:: EXERCISE DETAILS ::
Select all lines holding the word "Delta" from the entries that follow.

:: Records from a collection ::

◆ ◆ ◆

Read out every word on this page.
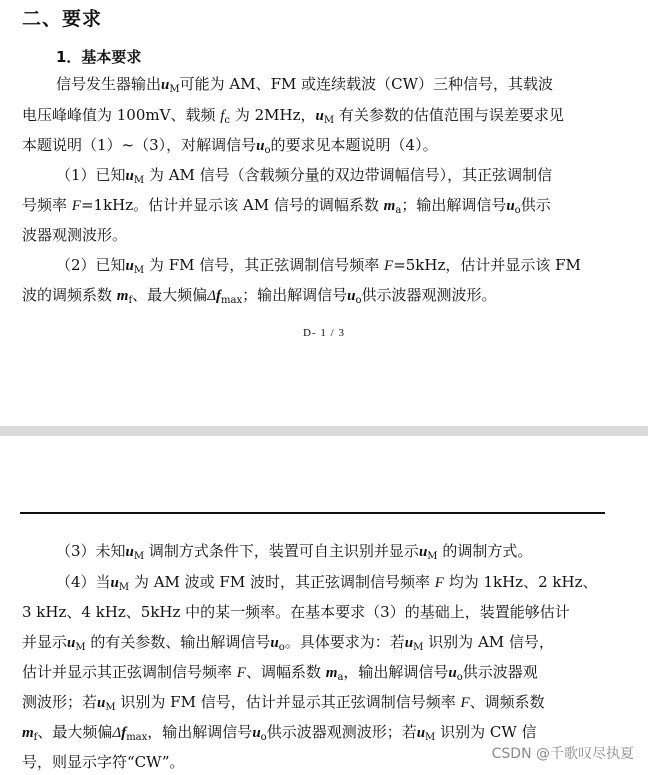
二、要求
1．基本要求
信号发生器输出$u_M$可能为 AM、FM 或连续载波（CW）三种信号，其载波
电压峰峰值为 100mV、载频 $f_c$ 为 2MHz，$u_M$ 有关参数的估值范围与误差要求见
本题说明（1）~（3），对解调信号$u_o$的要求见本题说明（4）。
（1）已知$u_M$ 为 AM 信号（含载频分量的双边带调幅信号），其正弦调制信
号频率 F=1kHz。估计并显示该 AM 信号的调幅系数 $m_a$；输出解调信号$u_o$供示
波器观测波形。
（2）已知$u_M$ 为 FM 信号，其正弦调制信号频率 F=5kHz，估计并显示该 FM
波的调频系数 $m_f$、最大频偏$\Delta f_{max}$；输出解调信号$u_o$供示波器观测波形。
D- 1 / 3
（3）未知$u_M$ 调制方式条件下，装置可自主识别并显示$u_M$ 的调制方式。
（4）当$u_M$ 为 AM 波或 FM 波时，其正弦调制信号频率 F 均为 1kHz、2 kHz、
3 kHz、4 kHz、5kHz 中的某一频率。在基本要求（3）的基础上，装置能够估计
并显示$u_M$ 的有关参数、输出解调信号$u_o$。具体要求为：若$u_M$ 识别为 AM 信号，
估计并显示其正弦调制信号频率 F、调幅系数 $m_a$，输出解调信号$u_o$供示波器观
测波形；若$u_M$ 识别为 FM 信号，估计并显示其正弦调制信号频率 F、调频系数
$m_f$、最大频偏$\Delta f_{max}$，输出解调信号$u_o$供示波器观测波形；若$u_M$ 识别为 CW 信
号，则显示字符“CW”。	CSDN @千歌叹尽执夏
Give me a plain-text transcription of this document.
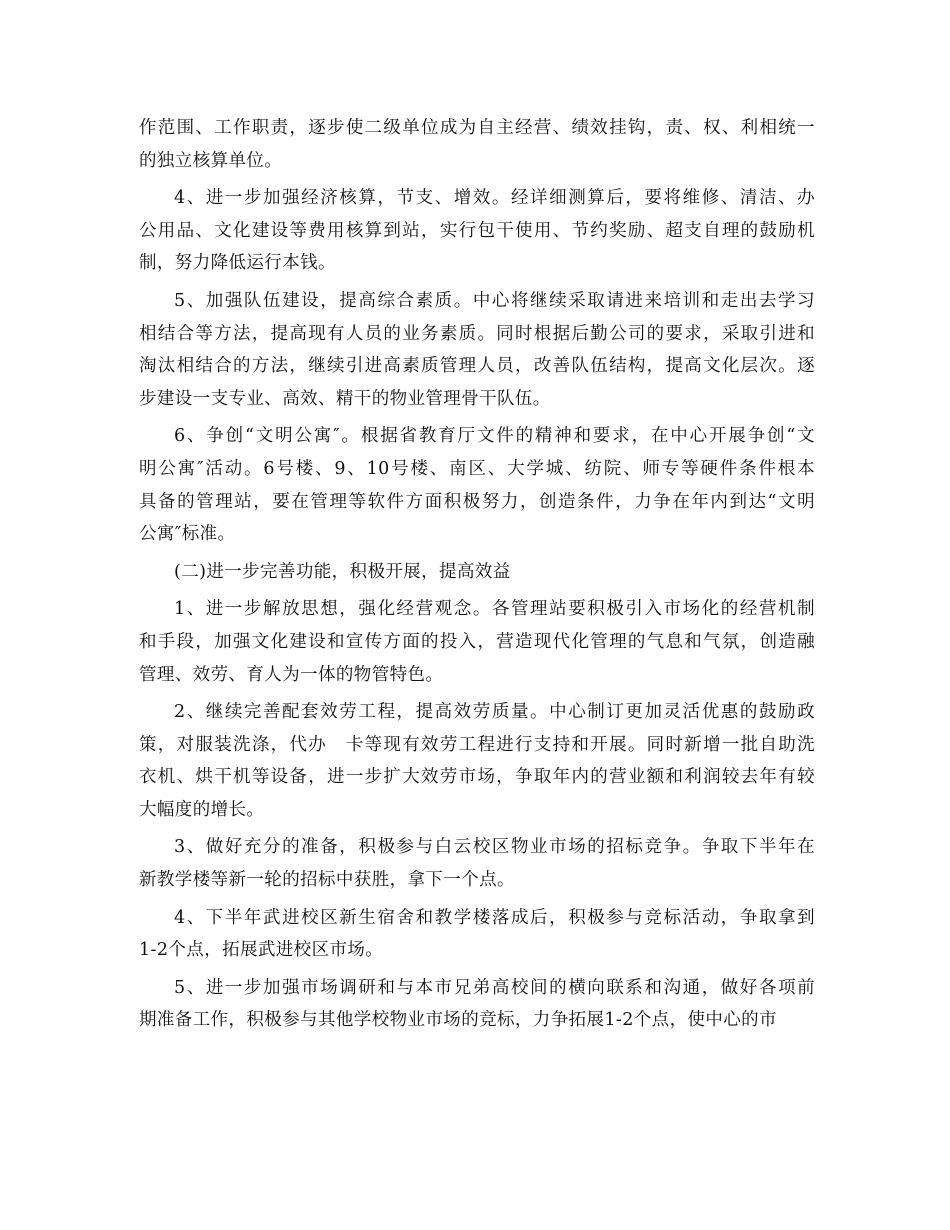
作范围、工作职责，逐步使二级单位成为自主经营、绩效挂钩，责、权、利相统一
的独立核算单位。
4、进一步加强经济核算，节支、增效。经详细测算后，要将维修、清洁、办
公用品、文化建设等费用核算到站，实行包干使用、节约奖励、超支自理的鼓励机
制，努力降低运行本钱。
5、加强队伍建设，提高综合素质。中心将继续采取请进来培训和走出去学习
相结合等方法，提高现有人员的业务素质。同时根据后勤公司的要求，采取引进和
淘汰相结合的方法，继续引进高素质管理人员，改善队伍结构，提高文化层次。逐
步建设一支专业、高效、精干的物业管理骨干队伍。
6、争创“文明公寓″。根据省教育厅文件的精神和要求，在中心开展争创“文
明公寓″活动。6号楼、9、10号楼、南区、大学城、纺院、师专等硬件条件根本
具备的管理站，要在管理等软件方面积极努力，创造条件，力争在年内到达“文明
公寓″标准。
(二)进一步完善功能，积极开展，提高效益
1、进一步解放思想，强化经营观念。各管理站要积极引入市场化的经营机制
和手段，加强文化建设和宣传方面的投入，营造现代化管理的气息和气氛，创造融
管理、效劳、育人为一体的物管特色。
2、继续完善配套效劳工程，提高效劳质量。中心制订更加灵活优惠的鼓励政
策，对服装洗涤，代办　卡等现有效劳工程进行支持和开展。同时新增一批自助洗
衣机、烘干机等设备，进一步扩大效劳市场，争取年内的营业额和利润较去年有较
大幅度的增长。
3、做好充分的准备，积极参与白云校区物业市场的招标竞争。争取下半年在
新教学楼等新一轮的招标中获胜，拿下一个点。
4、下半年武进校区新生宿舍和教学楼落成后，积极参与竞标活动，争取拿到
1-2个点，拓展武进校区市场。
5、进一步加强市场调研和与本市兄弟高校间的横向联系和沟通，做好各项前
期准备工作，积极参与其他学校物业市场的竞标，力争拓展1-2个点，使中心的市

◆ ◆ ◆

:: ANSWER BELOW ::
波的调频系数 $m_f$、最大频偏$\Delta f_{max}$；输出解调信号$u_o$供示波器观测波形。
$m_f$、最大频偏$\Delta f_{max}$，输出解调信号$u_o$供示波器观测波形；若$u_M$ 识别为 CW 信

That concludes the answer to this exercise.